▸ Extrait du document:
Le chantier est énorme. Il y en a partout. Du sol, au plafond. Je me suis lâché total. Et pour ça, j'ai failli me mettre en danger. Vu la quantité dégazée, je frôle le FIPOL.
Certes, c'est un peu brut de décoffrage de sortir du cocon rassurant des cénacles militants, des formules absconses, de mon propre confort personnel, de ce sur-moi surdimensionné paralysant qui me murmure "Rhoon, non, tout de même, je peux pas écrire ça, rhooo, qu'est-ce qu'on va penser...". En finir une bonne fois pour toute avec le charabia pénible que j'écris à longueur de journée qui m'oblige à me recroqueviller dans mon petit chez moi douillet, au milieu de bougies parfumées à écouter du George Michael dans mon bain en proclamant que je veux le bien commun... et finalement, me réfugier en permanence dans l'entre-jambe des camarades.
Mon objectif, principal, essentiel, c'est de partir à la reconquête de mon esprit gauchiste. Vaste programme quand on voit l'étendue des dégâts. Il me faut en effet parvenir à recréer un imaginaire progressiste avec des super-héros en pyjama, des symboles, des dates historiques, des défaites, tout assumer, tout mettre à plat, pour repenser une vision gauche du monde et donner à partager cette vision.
Je crains le colibet. Mais comme je l'ai dit : j'assume.

▸ Tâche proposée a:
Dispose en tableau Markdown, avec les colonnes « Numéro » et « Ligne », la partie des enregistrements qui va de leur toute première ligne jusqu'à la ligne contenant "chart-tool-0[interactable]: 复权: [838, 69, 869, 87]", les deux incluses. Omets les lignes vides.
L'extrait et les enregistrements sont sans rapport l'un avec l'autre.

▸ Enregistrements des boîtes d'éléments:
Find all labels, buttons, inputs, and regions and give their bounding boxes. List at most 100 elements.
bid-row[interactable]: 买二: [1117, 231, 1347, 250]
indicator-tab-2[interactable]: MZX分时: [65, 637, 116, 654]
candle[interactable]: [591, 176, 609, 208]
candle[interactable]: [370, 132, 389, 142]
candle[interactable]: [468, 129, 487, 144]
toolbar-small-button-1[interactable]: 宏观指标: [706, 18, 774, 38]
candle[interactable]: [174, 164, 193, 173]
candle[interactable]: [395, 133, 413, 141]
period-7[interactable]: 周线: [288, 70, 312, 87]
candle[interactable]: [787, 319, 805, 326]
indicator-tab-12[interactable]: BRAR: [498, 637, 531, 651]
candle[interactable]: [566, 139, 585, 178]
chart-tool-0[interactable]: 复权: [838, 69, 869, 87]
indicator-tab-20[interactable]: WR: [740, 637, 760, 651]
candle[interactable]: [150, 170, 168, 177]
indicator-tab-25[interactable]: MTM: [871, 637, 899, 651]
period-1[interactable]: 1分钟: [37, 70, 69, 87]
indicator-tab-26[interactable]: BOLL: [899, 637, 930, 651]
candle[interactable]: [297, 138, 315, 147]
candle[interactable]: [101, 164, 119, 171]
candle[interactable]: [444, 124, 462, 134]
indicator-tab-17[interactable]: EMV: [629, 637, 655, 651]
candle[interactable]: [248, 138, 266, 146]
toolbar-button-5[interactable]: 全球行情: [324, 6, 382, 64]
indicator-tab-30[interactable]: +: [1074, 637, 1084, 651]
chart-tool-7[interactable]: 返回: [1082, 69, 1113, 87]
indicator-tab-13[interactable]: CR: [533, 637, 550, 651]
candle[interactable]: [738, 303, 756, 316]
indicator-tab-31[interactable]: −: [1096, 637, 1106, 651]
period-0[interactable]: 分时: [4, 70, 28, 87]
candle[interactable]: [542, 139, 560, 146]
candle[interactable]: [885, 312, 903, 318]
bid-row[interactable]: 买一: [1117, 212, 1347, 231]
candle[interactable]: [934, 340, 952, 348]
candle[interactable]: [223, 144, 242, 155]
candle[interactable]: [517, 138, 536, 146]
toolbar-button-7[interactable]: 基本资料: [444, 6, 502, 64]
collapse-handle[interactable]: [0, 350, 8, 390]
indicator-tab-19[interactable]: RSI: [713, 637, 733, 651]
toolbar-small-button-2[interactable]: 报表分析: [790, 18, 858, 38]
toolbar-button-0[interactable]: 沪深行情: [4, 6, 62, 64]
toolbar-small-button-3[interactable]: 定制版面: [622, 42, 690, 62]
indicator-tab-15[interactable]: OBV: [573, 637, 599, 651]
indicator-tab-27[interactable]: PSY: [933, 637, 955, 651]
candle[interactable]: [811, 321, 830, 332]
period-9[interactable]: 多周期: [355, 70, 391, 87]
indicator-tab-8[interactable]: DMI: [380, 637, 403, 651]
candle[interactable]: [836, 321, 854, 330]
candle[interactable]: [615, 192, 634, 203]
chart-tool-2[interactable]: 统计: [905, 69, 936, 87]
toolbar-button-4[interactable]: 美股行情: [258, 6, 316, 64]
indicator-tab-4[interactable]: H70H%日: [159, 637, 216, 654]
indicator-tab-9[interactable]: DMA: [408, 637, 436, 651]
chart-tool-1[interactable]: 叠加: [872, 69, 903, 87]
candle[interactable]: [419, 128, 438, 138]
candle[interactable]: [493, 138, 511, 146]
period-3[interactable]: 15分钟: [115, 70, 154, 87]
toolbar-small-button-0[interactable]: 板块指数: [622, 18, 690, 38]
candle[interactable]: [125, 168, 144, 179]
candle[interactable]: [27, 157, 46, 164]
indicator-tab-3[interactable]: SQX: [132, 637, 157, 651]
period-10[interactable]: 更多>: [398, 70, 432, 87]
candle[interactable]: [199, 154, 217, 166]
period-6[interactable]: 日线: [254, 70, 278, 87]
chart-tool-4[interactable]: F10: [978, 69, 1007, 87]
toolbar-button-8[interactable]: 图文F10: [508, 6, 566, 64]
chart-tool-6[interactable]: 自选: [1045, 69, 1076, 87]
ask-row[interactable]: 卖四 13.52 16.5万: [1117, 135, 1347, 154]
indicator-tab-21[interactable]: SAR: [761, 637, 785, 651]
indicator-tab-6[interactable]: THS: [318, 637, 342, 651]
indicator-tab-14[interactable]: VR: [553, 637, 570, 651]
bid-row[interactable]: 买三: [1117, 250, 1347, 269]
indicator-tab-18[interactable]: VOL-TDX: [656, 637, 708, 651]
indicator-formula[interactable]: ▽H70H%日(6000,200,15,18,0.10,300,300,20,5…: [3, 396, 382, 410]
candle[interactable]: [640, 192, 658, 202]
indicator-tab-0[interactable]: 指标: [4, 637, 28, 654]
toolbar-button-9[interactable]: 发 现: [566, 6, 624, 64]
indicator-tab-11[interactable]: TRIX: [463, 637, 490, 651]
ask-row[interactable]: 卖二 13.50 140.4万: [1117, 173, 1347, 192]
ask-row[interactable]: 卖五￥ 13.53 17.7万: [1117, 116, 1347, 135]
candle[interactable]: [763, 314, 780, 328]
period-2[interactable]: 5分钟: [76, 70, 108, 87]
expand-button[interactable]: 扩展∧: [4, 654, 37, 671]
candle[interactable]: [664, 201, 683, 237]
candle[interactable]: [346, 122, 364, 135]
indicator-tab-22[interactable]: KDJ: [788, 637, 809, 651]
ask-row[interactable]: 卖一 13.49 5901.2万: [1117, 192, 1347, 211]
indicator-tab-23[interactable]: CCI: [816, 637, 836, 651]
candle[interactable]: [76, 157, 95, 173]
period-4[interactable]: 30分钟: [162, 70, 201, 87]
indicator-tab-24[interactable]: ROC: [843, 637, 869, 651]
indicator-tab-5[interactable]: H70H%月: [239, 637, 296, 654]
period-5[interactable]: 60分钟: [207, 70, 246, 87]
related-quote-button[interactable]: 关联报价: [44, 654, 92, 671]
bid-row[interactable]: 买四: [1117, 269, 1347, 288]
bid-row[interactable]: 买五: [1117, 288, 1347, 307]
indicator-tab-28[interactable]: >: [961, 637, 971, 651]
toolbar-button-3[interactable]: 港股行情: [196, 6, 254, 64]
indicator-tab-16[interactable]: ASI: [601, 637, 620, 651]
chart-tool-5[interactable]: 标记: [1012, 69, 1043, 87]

▸ Tâche proposée b:
D'après l'extrait, quel est l'objectif principal et essentiel annoncé ?

▸ Réponse attendue a:
| Numéro | Ligne |
|---|---|
| 1 | Find all labels, buttons, inputs, and regions and give their bounding boxes. List at most 100 elements. |
| 2 | bid-row[interactable]: 买二: [1117, 231, 1347, 250] |
| 3 | indicator-tab-2[interactable]: MZX分时: [65, 637, 116, 654] |
| 4 | candle[interactable]: [591, 176, 609, 208] |
| 5 | candle[interactable]: [370, 132, 389, 142] |
| 6 | candle[interactable]: [468, 129, 487, 144] |
| 7 | toolbar-small-button-1[interactable]: 宏观指标: [706, 18, 774, 38] |
| 8 | candle[interactable]: [174, 164, 193, 173] |
| 9 | candle[interactable]: [395, 133, 413, 141] |
| 10 | period-7[interactable]: 周线: [288, 70, 312, 87] |
| 11 | candle[interactable]: [787, 319, 805, 326] |
| 12 | indicator-tab-12[interactable]: BRAR: [498, 637, 531, 651] |
| 13 | candle[interactable]: [566, 139, 585, 178] |
| 14 | chart-tool-0[interactable]: 复权: [838, 69, 869, 87] |

▸ Réponse attendue b:
Partir à la reconquête de son esprit gauchiste.